• [WRITTEN INSTRUCTION] Where a line contains the word "value", copy that line in full.

• [RAW RECORDS]
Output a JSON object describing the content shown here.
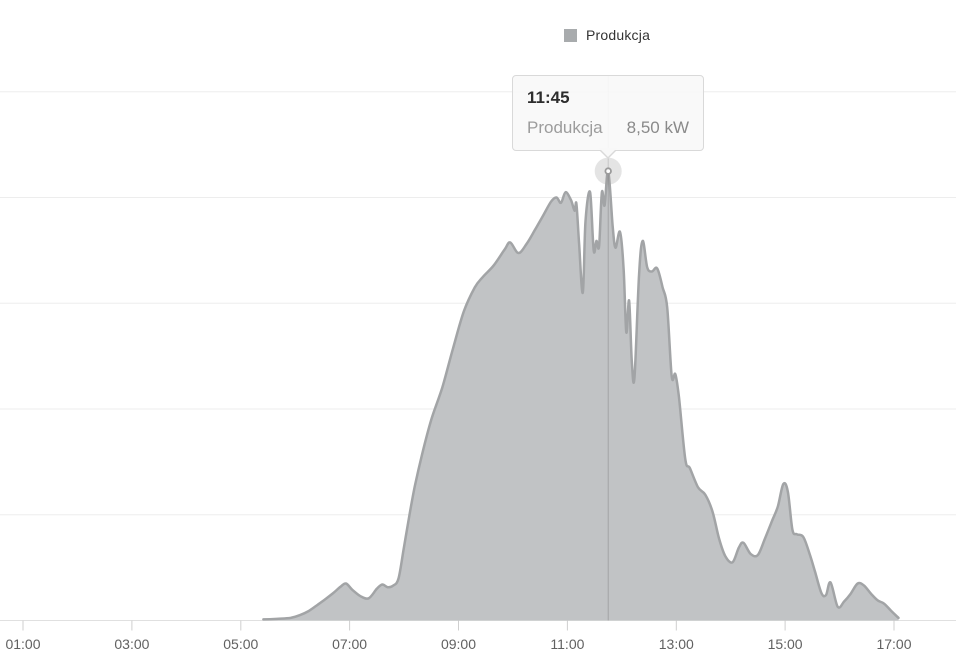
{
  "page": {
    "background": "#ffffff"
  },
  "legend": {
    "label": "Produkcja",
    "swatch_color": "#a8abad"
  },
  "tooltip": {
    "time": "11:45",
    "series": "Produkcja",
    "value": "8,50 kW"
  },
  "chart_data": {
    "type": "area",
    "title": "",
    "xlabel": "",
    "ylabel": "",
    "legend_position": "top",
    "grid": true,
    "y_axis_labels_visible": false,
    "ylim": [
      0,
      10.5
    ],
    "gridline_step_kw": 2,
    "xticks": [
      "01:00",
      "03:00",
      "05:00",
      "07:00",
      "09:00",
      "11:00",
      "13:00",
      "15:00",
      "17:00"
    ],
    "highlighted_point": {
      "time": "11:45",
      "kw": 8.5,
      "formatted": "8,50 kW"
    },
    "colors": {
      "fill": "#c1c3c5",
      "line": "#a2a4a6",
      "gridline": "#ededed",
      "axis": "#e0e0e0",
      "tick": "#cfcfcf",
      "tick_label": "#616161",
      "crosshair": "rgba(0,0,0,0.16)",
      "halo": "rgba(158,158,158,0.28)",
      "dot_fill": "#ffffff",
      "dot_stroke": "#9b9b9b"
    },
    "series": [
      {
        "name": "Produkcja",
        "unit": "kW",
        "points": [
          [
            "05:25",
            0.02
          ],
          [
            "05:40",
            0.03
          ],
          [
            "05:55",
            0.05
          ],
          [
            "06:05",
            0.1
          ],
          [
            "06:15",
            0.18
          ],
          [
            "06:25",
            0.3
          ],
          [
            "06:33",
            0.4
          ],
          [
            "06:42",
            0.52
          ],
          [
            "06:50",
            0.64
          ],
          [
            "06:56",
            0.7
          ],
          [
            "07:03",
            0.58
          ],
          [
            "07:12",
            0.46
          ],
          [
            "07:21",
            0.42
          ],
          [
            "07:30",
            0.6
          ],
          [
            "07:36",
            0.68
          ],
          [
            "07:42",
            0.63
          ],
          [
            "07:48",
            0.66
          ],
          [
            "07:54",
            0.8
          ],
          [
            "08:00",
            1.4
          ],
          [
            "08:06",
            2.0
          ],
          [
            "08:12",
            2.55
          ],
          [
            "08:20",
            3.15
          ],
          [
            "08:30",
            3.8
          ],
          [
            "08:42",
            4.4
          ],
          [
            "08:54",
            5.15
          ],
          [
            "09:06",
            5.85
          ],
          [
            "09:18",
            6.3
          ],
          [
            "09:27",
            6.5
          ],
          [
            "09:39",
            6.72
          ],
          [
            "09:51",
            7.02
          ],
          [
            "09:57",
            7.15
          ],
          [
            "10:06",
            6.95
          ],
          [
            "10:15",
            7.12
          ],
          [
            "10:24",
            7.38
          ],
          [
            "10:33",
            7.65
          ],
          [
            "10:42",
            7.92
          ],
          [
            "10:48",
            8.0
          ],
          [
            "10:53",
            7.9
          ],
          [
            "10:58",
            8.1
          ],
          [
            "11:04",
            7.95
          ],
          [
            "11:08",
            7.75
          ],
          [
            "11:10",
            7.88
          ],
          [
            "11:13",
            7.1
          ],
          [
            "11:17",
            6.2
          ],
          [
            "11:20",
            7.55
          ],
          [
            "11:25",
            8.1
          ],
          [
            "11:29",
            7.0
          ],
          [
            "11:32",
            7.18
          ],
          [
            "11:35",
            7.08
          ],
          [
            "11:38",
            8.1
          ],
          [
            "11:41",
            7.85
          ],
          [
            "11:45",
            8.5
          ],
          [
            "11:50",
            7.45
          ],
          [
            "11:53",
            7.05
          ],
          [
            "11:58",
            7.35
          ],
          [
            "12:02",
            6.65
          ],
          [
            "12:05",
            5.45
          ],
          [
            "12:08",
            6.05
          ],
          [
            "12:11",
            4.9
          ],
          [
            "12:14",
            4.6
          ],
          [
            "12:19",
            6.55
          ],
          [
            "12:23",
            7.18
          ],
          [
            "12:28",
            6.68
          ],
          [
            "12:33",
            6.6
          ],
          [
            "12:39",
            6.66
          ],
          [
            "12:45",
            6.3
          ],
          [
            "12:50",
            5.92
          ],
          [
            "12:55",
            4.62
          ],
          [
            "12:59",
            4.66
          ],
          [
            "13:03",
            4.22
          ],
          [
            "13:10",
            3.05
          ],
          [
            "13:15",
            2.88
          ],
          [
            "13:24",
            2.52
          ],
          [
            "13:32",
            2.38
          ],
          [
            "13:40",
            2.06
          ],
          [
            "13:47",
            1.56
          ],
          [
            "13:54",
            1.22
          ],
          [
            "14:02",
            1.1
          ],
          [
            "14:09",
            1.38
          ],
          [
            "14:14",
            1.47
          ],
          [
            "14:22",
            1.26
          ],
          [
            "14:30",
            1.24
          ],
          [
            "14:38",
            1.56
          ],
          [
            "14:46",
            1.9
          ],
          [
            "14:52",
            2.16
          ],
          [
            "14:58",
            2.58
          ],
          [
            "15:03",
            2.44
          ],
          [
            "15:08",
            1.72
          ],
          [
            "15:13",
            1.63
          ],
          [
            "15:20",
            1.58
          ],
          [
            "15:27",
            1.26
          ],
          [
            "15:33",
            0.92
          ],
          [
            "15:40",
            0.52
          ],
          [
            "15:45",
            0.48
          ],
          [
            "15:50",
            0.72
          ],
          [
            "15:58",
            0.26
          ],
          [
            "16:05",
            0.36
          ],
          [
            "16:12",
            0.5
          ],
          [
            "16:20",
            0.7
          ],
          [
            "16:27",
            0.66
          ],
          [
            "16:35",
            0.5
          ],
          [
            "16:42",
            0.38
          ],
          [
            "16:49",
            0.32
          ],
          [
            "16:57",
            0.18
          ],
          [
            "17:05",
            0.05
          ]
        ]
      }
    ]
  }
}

--

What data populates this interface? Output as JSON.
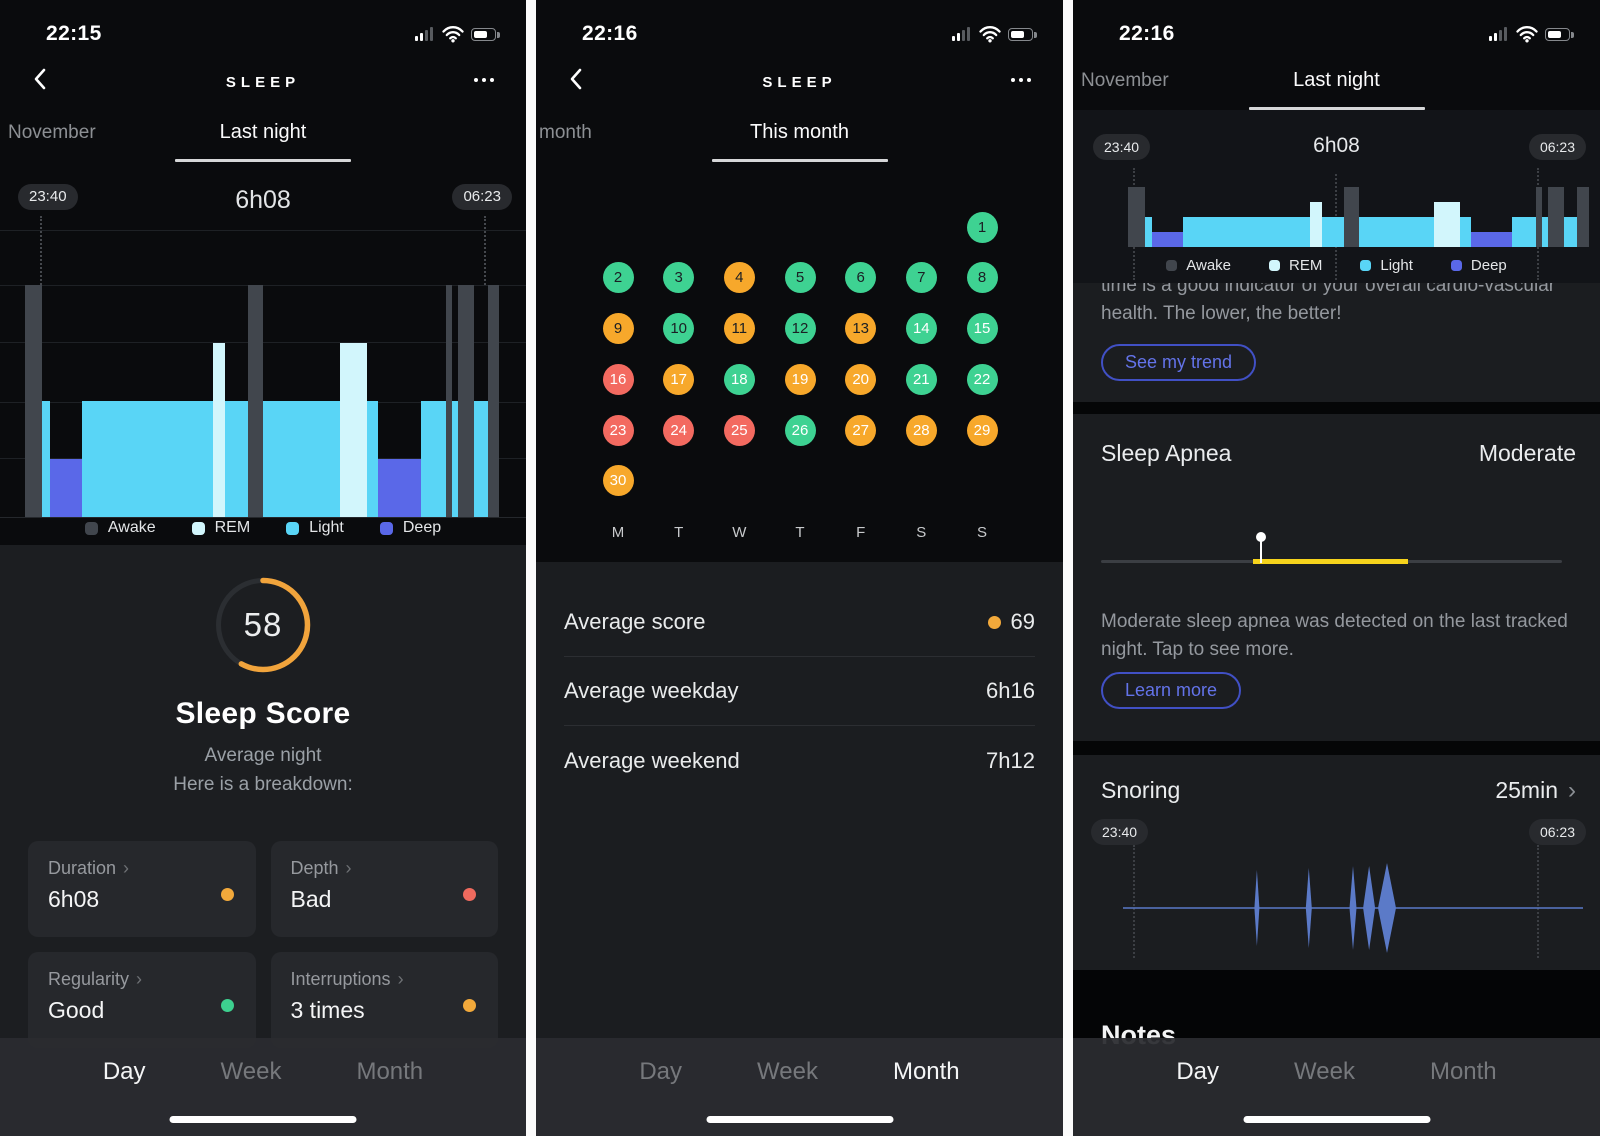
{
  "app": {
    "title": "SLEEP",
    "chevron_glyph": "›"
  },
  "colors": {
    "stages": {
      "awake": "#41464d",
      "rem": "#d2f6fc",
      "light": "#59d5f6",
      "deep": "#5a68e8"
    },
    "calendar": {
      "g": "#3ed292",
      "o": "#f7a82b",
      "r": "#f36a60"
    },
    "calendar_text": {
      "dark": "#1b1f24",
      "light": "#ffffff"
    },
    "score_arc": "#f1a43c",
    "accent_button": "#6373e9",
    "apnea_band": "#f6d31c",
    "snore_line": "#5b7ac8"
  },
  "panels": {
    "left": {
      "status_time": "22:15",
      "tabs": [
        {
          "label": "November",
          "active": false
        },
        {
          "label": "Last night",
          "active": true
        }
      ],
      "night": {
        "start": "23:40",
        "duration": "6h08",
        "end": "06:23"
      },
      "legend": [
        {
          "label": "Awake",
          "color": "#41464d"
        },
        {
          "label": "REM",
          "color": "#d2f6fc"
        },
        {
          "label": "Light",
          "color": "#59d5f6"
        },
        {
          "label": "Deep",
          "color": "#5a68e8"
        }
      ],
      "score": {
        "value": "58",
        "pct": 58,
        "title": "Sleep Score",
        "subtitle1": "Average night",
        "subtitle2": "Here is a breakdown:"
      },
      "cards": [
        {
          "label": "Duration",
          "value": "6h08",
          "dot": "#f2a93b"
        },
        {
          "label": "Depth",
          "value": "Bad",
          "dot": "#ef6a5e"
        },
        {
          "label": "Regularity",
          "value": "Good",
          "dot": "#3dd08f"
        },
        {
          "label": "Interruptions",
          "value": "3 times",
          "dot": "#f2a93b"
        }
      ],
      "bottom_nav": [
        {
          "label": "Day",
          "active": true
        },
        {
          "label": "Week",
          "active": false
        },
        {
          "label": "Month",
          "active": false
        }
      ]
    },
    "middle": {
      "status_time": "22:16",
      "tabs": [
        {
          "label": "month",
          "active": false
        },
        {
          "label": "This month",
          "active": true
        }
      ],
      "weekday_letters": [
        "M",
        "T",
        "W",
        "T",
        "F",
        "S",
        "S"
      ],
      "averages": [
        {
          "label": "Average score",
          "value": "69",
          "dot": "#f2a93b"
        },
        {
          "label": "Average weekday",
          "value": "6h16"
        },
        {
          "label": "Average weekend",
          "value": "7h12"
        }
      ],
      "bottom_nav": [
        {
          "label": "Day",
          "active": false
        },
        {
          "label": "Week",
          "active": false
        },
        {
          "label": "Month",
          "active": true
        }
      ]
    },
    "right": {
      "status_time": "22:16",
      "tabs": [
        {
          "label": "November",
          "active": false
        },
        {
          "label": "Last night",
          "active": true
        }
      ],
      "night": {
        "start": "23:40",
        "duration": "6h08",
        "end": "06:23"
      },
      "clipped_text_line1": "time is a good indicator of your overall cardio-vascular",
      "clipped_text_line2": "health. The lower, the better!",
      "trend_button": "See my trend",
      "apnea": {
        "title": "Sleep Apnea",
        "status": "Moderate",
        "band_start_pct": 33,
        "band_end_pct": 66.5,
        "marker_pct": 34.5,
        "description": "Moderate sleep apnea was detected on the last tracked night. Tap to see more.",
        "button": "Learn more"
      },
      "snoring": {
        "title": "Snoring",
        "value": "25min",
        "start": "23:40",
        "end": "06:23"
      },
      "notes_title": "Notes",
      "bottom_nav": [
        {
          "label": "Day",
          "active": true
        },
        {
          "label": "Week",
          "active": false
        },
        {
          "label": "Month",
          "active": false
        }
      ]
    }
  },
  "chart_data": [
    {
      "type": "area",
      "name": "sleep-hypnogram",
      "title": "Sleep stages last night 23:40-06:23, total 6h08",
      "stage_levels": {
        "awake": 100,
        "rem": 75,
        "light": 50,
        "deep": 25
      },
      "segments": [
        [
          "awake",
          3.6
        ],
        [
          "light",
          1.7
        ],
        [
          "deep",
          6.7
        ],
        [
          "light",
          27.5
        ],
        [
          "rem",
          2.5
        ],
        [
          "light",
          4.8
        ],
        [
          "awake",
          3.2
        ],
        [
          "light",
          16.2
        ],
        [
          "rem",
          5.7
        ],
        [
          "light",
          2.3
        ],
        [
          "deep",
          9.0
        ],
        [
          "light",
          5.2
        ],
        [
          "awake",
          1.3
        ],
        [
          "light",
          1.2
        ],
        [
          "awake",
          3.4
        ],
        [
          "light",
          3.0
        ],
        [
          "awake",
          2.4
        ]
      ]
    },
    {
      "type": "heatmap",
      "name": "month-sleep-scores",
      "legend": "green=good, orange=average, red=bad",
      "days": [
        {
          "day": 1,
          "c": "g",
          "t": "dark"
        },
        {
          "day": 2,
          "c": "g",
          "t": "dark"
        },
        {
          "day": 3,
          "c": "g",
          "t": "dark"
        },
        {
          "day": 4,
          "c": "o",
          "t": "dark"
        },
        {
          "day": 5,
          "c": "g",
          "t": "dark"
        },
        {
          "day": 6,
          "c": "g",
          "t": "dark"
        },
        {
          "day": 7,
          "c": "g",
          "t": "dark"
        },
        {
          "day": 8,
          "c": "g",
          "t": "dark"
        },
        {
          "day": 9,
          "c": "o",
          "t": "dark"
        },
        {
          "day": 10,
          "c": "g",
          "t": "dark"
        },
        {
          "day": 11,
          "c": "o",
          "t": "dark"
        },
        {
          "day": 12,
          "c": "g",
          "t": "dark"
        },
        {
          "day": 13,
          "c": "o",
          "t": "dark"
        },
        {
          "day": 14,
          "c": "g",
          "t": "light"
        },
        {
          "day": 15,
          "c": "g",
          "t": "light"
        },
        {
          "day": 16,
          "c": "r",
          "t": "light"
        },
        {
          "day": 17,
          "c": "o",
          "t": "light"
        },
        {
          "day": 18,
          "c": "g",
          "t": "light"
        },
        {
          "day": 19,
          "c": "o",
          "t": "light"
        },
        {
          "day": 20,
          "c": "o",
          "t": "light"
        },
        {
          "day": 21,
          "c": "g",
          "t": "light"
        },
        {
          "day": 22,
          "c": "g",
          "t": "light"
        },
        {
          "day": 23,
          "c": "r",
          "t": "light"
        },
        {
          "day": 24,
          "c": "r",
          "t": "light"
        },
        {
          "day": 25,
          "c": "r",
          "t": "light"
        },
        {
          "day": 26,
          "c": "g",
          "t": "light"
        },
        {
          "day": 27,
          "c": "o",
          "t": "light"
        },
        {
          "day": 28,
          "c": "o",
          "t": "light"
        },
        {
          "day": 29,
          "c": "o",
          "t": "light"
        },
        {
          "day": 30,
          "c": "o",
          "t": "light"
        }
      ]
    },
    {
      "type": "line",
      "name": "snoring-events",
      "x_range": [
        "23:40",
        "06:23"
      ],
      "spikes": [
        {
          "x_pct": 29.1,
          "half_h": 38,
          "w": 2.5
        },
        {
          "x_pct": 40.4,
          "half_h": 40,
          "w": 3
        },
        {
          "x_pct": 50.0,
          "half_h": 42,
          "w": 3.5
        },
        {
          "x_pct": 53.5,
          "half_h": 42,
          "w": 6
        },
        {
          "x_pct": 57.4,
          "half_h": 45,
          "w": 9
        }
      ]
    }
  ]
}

• [REPLY]
    "value": "8,50 kW"
        "value": "58",
          "value": "6h08",
          "value": "Bad",
          "value": "Good",
          "value": "3 times",
          "value": "69",
          "value": "6h16"
          "value": "7h12"
        "value": "25min",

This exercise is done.